[Brief] Only a number is wanted: how many lines in these records contain the word "staff"?

[Task data]
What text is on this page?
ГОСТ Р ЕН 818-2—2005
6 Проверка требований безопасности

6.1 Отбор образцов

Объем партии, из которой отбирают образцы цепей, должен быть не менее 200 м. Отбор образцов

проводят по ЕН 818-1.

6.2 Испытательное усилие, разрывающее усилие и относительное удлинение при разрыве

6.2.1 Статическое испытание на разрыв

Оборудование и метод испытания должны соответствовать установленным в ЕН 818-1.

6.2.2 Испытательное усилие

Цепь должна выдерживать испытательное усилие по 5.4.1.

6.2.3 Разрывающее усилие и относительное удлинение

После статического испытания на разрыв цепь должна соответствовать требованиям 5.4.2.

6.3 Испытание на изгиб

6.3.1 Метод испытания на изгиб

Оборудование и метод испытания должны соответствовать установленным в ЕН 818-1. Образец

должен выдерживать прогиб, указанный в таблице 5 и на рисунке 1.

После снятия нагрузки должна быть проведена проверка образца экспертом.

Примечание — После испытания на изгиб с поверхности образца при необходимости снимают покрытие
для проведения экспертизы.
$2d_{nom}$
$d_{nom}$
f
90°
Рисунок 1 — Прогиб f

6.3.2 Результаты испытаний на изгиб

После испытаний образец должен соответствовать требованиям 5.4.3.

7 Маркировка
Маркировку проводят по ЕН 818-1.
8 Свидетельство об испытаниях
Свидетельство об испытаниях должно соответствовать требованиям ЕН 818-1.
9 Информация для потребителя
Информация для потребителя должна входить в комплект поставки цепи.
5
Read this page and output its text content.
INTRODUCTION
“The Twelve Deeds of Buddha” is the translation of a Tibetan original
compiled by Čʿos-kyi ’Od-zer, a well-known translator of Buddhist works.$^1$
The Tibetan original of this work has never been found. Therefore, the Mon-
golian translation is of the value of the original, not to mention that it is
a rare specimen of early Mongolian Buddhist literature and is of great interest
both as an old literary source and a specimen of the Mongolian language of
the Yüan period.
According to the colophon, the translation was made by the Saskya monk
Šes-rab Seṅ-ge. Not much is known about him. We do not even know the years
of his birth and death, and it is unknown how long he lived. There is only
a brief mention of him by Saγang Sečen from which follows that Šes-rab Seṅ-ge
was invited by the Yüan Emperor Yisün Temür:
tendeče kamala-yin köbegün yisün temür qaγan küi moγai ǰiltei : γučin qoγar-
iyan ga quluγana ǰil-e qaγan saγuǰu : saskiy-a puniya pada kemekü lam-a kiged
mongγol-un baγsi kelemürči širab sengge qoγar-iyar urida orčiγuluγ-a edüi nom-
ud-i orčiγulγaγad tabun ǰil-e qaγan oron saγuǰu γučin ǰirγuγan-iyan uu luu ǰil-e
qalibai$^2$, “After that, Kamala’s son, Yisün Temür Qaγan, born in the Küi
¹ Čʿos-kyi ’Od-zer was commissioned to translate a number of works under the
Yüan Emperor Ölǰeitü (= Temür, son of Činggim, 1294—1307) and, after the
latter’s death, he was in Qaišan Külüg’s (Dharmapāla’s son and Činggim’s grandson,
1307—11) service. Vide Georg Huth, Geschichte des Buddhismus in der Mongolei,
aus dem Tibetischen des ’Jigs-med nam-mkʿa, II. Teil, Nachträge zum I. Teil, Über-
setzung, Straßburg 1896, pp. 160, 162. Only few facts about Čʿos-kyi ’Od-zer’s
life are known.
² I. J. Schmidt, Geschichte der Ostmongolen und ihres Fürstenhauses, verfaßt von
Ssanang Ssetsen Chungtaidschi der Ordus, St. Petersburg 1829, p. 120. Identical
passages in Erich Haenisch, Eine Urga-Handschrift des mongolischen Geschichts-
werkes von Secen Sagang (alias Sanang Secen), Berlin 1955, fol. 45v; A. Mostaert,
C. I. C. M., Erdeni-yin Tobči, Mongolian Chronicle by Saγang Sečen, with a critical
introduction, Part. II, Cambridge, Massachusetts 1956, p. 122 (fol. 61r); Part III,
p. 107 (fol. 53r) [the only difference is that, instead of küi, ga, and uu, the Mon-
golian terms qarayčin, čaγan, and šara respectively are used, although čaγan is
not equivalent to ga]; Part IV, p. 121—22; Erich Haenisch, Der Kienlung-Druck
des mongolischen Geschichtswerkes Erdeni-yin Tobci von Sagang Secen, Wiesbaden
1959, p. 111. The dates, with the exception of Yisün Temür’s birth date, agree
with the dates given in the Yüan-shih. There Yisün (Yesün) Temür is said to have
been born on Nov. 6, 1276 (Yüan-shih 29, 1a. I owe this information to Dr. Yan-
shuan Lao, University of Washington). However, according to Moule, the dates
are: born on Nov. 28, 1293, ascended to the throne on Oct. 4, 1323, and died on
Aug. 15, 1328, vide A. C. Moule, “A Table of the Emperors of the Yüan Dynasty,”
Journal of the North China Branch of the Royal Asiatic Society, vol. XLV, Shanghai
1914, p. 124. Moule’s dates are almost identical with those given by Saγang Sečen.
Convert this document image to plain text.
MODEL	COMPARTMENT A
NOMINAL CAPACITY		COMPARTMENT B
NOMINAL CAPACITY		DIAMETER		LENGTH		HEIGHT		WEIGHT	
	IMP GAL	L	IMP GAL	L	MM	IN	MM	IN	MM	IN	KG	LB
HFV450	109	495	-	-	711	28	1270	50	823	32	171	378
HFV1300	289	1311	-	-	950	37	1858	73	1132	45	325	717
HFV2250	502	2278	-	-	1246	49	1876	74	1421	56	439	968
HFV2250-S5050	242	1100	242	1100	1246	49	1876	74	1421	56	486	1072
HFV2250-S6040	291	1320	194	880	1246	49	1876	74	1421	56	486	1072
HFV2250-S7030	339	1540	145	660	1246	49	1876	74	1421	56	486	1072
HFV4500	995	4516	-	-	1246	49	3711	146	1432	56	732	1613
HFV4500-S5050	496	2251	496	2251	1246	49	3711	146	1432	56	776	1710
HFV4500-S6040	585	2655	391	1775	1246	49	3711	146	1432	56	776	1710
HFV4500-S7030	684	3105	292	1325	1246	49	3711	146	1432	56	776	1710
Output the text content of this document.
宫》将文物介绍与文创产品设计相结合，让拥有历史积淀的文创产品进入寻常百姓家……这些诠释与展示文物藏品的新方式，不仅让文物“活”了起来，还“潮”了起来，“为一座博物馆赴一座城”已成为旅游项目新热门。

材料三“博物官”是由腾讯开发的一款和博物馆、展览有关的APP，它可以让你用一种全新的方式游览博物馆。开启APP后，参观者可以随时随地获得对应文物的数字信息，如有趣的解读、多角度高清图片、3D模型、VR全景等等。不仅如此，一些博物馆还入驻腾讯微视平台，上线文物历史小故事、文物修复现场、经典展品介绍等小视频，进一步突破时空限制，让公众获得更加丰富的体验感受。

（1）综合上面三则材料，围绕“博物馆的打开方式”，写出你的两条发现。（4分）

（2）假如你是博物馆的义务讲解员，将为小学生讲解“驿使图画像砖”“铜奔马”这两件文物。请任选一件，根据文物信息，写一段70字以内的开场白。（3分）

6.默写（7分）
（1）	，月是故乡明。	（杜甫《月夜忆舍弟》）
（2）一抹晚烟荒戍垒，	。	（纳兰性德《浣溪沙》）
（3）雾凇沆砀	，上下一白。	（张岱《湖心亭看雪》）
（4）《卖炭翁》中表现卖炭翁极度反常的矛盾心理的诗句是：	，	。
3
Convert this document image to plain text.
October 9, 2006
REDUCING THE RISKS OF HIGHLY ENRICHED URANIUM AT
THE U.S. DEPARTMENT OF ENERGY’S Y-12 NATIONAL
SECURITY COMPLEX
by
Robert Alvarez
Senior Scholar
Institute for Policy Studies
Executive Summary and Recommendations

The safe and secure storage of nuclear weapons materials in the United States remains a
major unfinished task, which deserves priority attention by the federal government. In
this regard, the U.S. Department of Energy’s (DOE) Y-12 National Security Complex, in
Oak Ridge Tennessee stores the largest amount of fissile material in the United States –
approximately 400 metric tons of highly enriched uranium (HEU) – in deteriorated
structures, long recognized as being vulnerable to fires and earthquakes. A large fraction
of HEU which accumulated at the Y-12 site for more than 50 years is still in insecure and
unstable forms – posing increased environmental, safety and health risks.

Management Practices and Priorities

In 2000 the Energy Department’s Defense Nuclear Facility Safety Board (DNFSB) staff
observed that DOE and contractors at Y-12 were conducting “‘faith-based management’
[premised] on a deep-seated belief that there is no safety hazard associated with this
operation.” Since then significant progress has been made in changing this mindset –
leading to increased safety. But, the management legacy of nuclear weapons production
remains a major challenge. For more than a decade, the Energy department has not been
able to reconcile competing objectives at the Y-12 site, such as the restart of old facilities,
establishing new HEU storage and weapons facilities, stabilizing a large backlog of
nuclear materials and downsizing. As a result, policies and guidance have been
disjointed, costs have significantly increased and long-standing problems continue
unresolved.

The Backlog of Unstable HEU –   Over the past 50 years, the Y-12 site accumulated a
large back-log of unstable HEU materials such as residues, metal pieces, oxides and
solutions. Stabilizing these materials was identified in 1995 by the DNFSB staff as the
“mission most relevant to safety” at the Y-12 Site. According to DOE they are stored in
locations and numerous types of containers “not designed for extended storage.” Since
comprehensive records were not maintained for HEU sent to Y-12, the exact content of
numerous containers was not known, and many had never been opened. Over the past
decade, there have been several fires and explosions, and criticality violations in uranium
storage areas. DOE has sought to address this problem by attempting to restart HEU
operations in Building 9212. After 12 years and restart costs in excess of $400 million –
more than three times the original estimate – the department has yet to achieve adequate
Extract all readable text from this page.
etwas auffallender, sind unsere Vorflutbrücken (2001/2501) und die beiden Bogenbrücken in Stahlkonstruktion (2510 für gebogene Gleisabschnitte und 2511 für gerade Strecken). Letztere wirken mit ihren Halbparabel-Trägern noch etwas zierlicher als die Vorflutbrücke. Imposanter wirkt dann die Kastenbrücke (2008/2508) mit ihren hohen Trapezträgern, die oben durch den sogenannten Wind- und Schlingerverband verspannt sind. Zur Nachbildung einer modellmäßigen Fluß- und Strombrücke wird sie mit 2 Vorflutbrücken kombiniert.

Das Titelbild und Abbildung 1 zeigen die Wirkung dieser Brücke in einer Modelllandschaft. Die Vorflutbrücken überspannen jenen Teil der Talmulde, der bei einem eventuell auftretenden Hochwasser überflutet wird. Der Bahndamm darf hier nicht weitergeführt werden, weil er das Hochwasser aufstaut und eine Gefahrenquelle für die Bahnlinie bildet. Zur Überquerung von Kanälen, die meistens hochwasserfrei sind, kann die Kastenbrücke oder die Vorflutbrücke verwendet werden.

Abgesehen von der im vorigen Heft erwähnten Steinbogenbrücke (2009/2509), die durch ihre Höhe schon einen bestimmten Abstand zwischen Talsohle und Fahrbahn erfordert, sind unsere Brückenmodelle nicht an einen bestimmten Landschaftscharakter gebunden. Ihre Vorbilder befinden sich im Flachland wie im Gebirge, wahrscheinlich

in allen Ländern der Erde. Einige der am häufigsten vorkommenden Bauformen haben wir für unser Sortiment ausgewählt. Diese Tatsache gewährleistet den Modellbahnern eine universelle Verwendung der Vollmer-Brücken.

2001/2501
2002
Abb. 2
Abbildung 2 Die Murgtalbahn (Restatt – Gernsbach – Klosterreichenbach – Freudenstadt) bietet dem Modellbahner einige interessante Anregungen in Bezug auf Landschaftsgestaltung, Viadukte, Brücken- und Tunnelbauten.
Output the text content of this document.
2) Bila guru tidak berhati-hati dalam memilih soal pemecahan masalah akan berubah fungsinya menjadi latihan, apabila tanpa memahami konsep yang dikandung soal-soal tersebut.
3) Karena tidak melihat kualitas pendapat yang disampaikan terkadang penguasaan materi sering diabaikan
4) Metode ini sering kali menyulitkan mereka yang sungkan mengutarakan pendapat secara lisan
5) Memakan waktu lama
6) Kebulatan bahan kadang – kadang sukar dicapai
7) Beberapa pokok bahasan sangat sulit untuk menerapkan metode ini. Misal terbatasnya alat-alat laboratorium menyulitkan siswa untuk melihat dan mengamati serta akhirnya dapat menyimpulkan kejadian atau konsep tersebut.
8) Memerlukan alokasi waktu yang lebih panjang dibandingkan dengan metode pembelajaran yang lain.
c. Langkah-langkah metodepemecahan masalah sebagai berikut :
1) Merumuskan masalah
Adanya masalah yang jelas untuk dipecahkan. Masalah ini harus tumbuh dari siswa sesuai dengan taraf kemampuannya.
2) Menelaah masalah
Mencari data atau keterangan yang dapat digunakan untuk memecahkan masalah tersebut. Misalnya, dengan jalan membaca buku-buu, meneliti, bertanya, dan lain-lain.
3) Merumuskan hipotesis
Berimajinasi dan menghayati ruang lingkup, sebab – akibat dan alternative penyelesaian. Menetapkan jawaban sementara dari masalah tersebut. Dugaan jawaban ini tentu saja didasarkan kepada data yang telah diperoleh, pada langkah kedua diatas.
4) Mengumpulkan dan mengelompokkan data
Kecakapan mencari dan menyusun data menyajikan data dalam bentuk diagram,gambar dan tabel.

[Reply to the exercise] 2